**EXERCISE MATERIALS**
—————

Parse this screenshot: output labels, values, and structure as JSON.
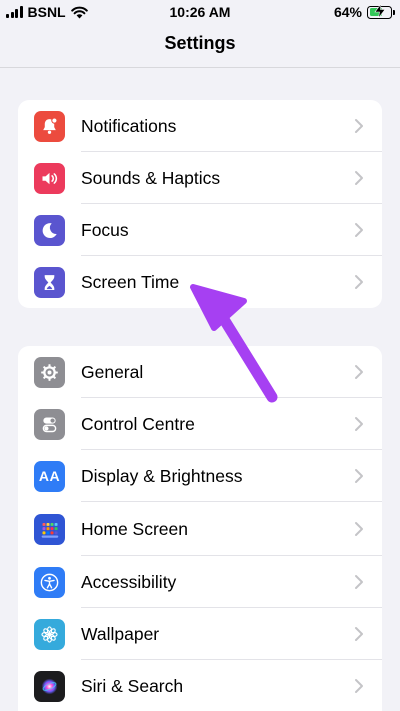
{
  "status_bar": {
    "carrier": "BSNL",
    "time": "10:26 AM",
    "battery": "64%",
    "battery_level": 0.64,
    "icons": [
      "signal-icon",
      "wifi-icon",
      "battery-icon"
    ]
  },
  "nav": {
    "title": "Settings"
  },
  "groups": [
    {
      "items": [
        {
          "label": "Notifications",
          "icon": "bell-icon",
          "color": "#ec4b3e"
        },
        {
          "label": "Sounds & Haptics",
          "icon": "speaker-icon",
          "color": "#ec3a5c"
        },
        {
          "label": "Focus",
          "icon": "moon-icon",
          "color": "#5a55cf"
        },
        {
          "label": "Screen Time",
          "icon": "hourglass-icon",
          "color": "#5a55cf"
        }
      ]
    },
    {
      "items": [
        {
          "label": "General",
          "icon": "gear-icon",
          "color": "#8e8e93"
        },
        {
          "label": "Control Centre",
          "icon": "toggles-icon",
          "color": "#8e8e93"
        },
        {
          "label": "Display & Brightness",
          "icon": "text-size-icon",
          "color": "#2f7cf6"
        },
        {
          "label": "Home Screen",
          "icon": "app-grid-icon",
          "color": "#2f55d4"
        },
        {
          "label": "Accessibility",
          "icon": "accessibility-icon",
          "color": "#2f7cf6"
        },
        {
          "label": "Wallpaper",
          "icon": "flower-icon",
          "color": "#35aadc"
        },
        {
          "label": "Siri & Search",
          "icon": "siri-icon",
          "color": "#1c1c1e"
        }
      ]
    }
  ],
  "annotation": {
    "icon": "pointer-arrow-icon",
    "color": "#a640f2",
    "target": "Screen Time"
  },
  "display_brightness_glyph": "AA"
}
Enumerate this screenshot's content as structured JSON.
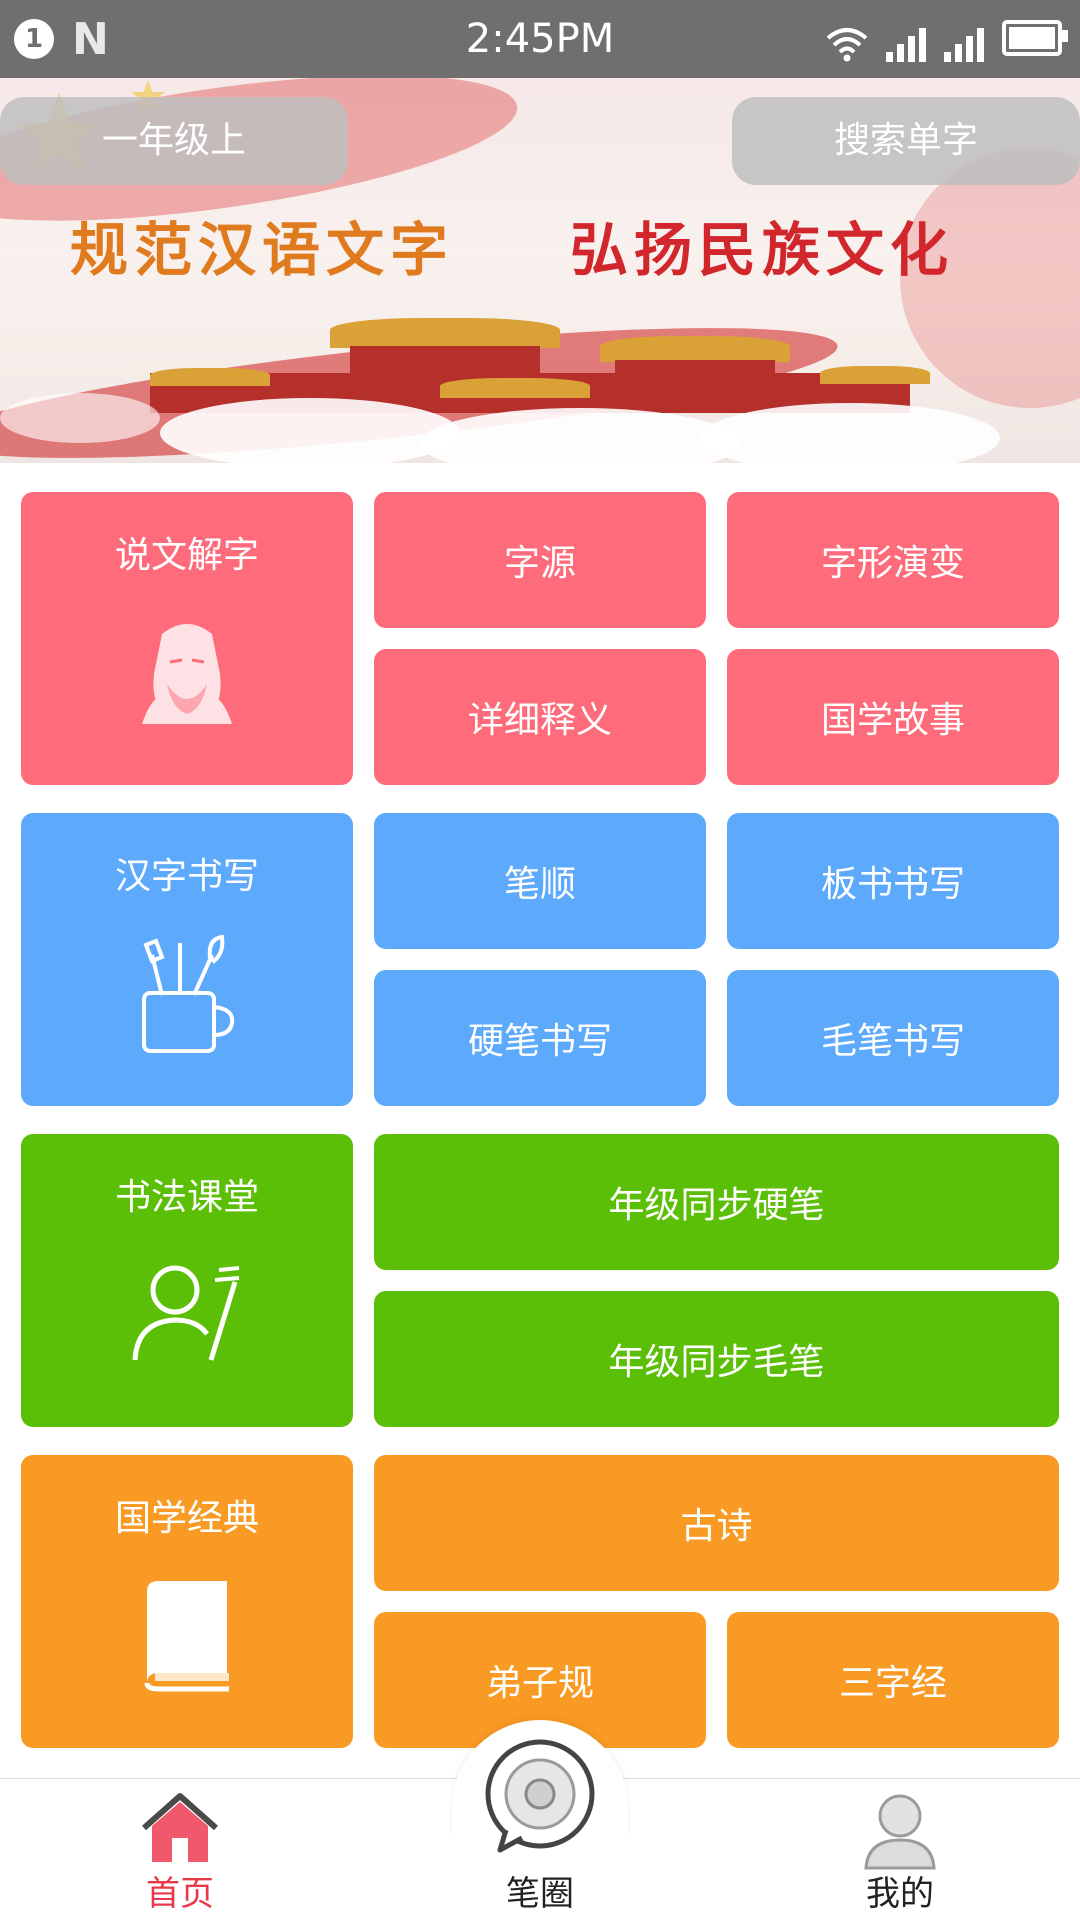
{
  "status_bar": {
    "time": "2:45PM",
    "notification_count": "1",
    "app_icon": "N"
  },
  "banner": {
    "grade_selector": "一年级上",
    "search": "搜索单字",
    "slogan_left": "规范汉语文字",
    "slogan_right": "弘扬民族文化"
  },
  "sections": [
    {
      "title": "说文解字",
      "icon": "sage-portrait-icon",
      "color": "#fe6b7b",
      "items": [
        "字源",
        "字形演变",
        "详细释义",
        "国学故事"
      ]
    },
    {
      "title": "汉字书写",
      "icon": "brush-pot-icon",
      "color": "#5daafc",
      "items": [
        "笔顺",
        "板书书写",
        "硬笔书写",
        "毛笔书写"
      ]
    },
    {
      "title": "书法课堂",
      "icon": "teacher-icon",
      "color": "#5cbf07",
      "items": [
        "年级同步硬笔",
        "年级同步毛笔"
      ]
    },
    {
      "title": "国学经典",
      "icon": "book-icon",
      "color": "#f99a24",
      "items": [
        "古诗",
        "弟子规",
        "三字经"
      ]
    }
  ],
  "nav": {
    "home": "首页",
    "pen_circle": "笔圈",
    "mine": "我的",
    "active_color": "#e8394a"
  }
}
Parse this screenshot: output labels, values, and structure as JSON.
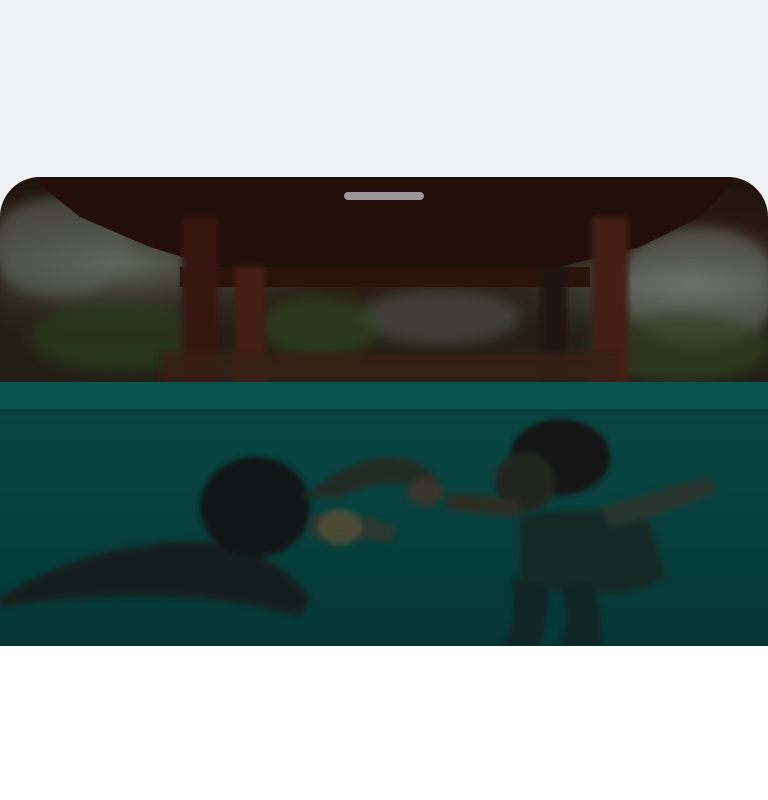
{
  "sheet": {
    "handle_icon": "drag-handle-icon",
    "media": {
      "subject": "couple-swimming-underwater-photo",
      "background_color": "#eef0f2",
      "water_color": "#0b5c57",
      "wood_color": "#3a1d12"
    }
  }
}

—————

**TASK DIRECTIONS**
Leaving out the pictures, repeat the data above exactly.

**EXPECTED ANSWER**
Parse this screenshot: output labels, values, and structure as JSON.
{
  "status_bar": {
    "carrier": "BSNL",
    "time": "10:26 AM",
    "battery": "64%",
    "battery_level": 0.64,
    "icons": [
      "signal-icon",
      "wifi-icon",
      "battery-icon"
    ]
  },
  "nav": {
    "title": "Settings"
  },
  "groups": [
    {
      "items": [
        {
          "label": "Notifications",
          "icon": "bell-icon",
          "color": "#ec4b3e"
        },
        {
          "label": "Sounds & Haptics",
          "icon": "speaker-icon",
          "color": "#ec3a5c"
        },
        {
          "label": "Focus",
          "icon": "moon-icon",
          "color": "#5a55cf"
        },
        {
          "label": "Screen Time",
          "icon": "hourglass-icon",
          "color": "#5a55cf"
        }
      ]
    },
    {
      "items": [
        {
          "label": "General",
          "icon": "gear-icon",
          "color": "#8e8e93"
        },
        {
          "label": "Control Centre",
          "icon": "toggles-icon",
          "color": "#8e8e93"
        },
        {
          "label": "Display & Brightness",
          "icon": "text-size-icon",
          "color": "#2f7cf6"
        },
        {
          "label": "Home Screen",
          "icon": "app-grid-icon",
          "color": "#2f55d4"
        },
        {
          "label": "Accessibility",
          "icon": "accessibility-icon",
          "color": "#2f7cf6"
        },
        {
          "label": "Wallpaper",
          "icon": "flower-icon",
          "color": "#35aadc"
        },
        {
          "label": "Siri & Search",
          "icon": "siri-icon",
          "color": "#1c1c1e"
        }
      ]
    }
  ],
  "annotation": {
    "icon": "pointer-arrow-icon",
    "color": "#a640f2",
    "target": "Screen Time"
  },
  "display_brightness_glyph": "AA"
}
Enumerate this screenshot's content as structured JSON.
{
  "status_bar": {
    "time": "2:45PM",
    "notification_count": "1",
    "app_icon": "N"
  },
  "banner": {
    "grade_selector": "一年级上",
    "search": "搜索单字",
    "slogan_left": "规范汉语文字",
    "slogan_right": "弘扬民族文化"
  },
  "sections": [
    {
      "title": "说文解字",
      "icon": "sage-portrait-icon",
      "color": "#fe6b7b",
      "items": [
        "字源",
        "字形演变",
        "详细释义",
        "国学故事"
      ]
    },
    {
      "title": "汉字书写",
      "icon": "brush-pot-icon",
      "color": "#5daafc",
      "items": [
        "笔顺",
        "板书书写",
        "硬笔书写",
        "毛笔书写"
      ]
    },
    {
      "title": "书法课堂",
      "icon": "teacher-icon",
      "color": "#5cbf07",
      "items": [
        "年级同步硬笔",
        "年级同步毛笔"
      ]
    },
    {
      "title": "国学经典",
      "icon": "book-icon",
      "color": "#f99a24",
      "items": [
        "古诗",
        "弟子规",
        "三字经"
      ]
    }
  ],
  "nav": {
    "home": "首页",
    "pen_circle": "笔圈",
    "mine": "我的",
    "active_color": "#e8394a"
  }
}
Parse this screenshot: output labels, values, and structure as JSON.
{
  "sheet": {
    "handle_icon": "drag-handle-icon",
    "media": {
      "subject": "couple-swimming-underwater-photo",
      "background_color": "#eef0f2",
      "water_color": "#0b5c57",
      "wood_color": "#3a1d12"
    }
  }
}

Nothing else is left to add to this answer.